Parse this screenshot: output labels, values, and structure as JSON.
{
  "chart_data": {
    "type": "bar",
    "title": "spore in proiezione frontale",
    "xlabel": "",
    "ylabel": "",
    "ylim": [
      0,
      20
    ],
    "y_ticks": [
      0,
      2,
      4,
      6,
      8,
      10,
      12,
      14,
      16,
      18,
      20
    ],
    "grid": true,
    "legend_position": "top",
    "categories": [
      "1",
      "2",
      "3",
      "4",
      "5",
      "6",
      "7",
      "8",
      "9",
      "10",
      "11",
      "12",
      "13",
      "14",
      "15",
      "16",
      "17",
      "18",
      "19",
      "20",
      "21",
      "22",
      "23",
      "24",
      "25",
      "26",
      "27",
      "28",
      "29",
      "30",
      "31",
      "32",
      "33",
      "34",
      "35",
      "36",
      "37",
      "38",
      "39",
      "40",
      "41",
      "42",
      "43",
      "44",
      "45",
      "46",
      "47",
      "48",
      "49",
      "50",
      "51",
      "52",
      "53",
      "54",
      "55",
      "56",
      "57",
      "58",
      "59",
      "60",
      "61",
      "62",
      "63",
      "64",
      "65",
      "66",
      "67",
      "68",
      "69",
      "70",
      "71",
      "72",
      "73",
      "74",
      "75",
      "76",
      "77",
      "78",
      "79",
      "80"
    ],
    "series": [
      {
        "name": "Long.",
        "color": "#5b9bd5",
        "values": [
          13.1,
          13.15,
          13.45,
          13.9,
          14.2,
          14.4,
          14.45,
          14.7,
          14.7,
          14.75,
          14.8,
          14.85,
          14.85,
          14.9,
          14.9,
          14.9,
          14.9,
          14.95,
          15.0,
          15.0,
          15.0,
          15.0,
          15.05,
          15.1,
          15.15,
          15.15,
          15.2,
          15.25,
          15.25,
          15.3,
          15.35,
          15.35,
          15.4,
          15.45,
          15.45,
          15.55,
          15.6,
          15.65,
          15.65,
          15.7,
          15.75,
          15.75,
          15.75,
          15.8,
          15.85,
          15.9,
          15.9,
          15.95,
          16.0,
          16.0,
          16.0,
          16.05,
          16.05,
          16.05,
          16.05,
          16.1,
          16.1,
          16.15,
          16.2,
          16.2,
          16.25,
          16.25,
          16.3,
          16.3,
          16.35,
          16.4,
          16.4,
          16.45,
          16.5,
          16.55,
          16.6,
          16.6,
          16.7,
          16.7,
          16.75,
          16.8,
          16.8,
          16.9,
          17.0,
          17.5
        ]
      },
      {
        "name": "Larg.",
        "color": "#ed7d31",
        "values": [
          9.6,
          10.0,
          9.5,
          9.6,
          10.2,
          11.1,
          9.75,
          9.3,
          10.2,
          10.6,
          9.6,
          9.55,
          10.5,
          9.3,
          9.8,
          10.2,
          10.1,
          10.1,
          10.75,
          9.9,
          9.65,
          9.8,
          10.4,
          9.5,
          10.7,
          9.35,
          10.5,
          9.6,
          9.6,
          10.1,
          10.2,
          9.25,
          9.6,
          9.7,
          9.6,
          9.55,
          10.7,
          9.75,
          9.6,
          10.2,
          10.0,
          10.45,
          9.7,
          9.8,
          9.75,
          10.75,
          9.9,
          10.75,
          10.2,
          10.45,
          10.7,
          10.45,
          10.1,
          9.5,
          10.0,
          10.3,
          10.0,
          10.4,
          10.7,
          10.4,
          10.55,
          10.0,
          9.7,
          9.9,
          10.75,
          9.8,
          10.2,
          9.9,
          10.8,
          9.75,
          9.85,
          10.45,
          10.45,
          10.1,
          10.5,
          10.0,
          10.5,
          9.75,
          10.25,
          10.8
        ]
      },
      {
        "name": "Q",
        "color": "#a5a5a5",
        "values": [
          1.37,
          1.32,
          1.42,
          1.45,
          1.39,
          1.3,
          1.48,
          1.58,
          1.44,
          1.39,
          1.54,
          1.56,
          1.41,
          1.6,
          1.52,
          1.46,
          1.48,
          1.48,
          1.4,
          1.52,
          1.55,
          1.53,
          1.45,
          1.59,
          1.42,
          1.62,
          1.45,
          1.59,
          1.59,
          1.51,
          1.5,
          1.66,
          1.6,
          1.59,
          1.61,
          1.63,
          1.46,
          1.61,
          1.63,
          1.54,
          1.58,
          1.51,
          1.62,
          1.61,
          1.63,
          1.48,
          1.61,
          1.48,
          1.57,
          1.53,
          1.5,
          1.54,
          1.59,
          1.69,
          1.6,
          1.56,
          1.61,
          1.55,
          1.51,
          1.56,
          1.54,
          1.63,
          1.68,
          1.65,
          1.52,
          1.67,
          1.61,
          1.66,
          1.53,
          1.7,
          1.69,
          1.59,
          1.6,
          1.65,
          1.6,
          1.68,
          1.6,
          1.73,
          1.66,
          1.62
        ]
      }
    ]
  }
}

---

Set out the complete listing exactly as shown.

__Full answer__.
Parse this screenshot: output labels, values, and structure as JSON.
{
  "chart_data": {
    "type": "bar",
    "title": "spore in proiezione frontale",
    "xlabel": "",
    "ylabel": "",
    "ylim": [
      0,
      20
    ],
    "y_ticks": [
      0,
      2,
      4,
      6,
      8,
      10,
      12,
      14,
      16,
      18,
      20
    ],
    "grid": true,
    "legend_position": "top",
    "categories": [
      "1",
      "2",
      "3",
      "4",
      "5",
      "6",
      "7",
      "8",
      "9",
      "10",
      "11",
      "12",
      "13",
      "14",
      "15",
      "16",
      "17",
      "18",
      "19",
      "20",
      "21",
      "22",
      "23",
      "24",
      "25",
      "26",
      "27",
      "28",
      "29",
      "30",
      "31",
      "32",
      "33",
      "34",
      "35",
      "36",
      "37",
      "38",
      "39",
      "40",
      "41",
      "42",
      "43",
      "44",
      "45",
      "46",
      "47",
      "48",
      "49",
      "50",
      "51",
      "52",
      "53",
      "54",
      "55",
      "56",
      "57",
      "58",
      "59",
      "60",
      "61",
      "62",
      "63",
      "64",
      "65",
      "66",
      "67",
      "68",
      "69",
      "70",
      "71",
      "72",
      "73",
      "74",
      "75",
      "76",
      "77",
      "78",
      "79",
      "80"
    ],
    "series": [
      {
        "name": "Long.",
        "color": "#5b9bd5",
        "values": [
          13.1,
          13.15,
          13.45,
          13.9,
          14.2,
          14.4,
          14.45,
          14.7,
          14.7,
          14.75,
          14.8,
          14.85,
          14.85,
          14.9,
          14.9,
          14.9,
          14.9,
          14.95,
          15.0,
          15.0,
          15.0,
          15.0,
          15.05,
          15.1,
          15.15,
          15.15,
          15.2,
          15.25,
          15.25,
          15.3,
          15.35,
          15.35,
          15.4,
          15.45,
          15.45,
          15.55,
          15.6,
          15.65,
          15.65,
          15.7,
          15.75,
          15.75,
          15.75,
          15.8,
          15.85,
          15.9,
          15.9,
          15.95,
          16.0,
          16.0,
          16.0,
          16.05,
          16.05,
          16.05,
          16.05,
          16.1,
          16.1,
          16.15,
          16.2,
          16.2,
          16.25,
          16.25,
          16.3,
          16.3,
          16.35,
          16.4,
          16.4,
          16.45,
          16.5,
          16.55,
          16.6,
          16.6,
          16.7,
          16.7,
          16.75,
          16.8,
          16.8,
          16.9,
          17.0,
          17.5
        ]
      },
      {
        "name": "Larg.",
        "color": "#ed7d31",
        "values": [
          9.6,
          10.0,
          9.5,
          9.6,
          10.2,
          11.1,
          9.75,
          9.3,
          10.2,
          10.6,
          9.6,
          9.55,
          10.5,
          9.3,
          9.8,
          10.2,
          10.1,
          10.1,
          10.75,
          9.9,
          9.65,
          9.8,
          10.4,
          9.5,
          10.7,
          9.35,
          10.5,
          9.6,
          9.6,
          10.1,
          10.2,
          9.25,
          9.6,
          9.7,
          9.6,
          9.55,
          10.7,
          9.75,
          9.6,
          10.2,
          10.0,
          10.45,
          9.7,
          9.8,
          9.75,
          10.75,
          9.9,
          10.75,
          10.2,
          10.45,
          10.7,
          10.45,
          10.1,
          9.5,
          10.0,
          10.3,
          10.0,
          10.4,
          10.7,
          10.4,
          10.55,
          10.0,
          9.7,
          9.9,
          10.75,
          9.8,
          10.2,
          9.9,
          10.8,
          9.75,
          9.85,
          10.45,
          10.45,
          10.1,
          10.5,
          10.0,
          10.5,
          9.75,
          10.25,
          10.8
        ]
      },
      {
        "name": "Q",
        "color": "#a5a5a5",
        "values": [
          1.37,
          1.32,
          1.42,
          1.45,
          1.39,
          1.3,
          1.48,
          1.58,
          1.44,
          1.39,
          1.54,
          1.56,
          1.41,
          1.6,
          1.52,
          1.46,
          1.48,
          1.48,
          1.4,
          1.52,
          1.55,
          1.53,
          1.45,
          1.59,
          1.42,
          1.62,
          1.45,
          1.59,
          1.59,
          1.51,
          1.5,
          1.66,
          1.6,
          1.59,
          1.61,
          1.63,
          1.46,
          1.61,
          1.63,
          1.54,
          1.58,
          1.51,
          1.62,
          1.61,
          1.63,
          1.48,
          1.61,
          1.48,
          1.57,
          1.53,
          1.5,
          1.54,
          1.59,
          1.69,
          1.6,
          1.56,
          1.61,
          1.55,
          1.51,
          1.56,
          1.54,
          1.63,
          1.68,
          1.65,
          1.52,
          1.67,
          1.61,
          1.66,
          1.53,
          1.7,
          1.69,
          1.59,
          1.6,
          1.65,
          1.6,
          1.68,
          1.6,
          1.73,
          1.66,
          1.62
        ]
      }
    ]
  }
}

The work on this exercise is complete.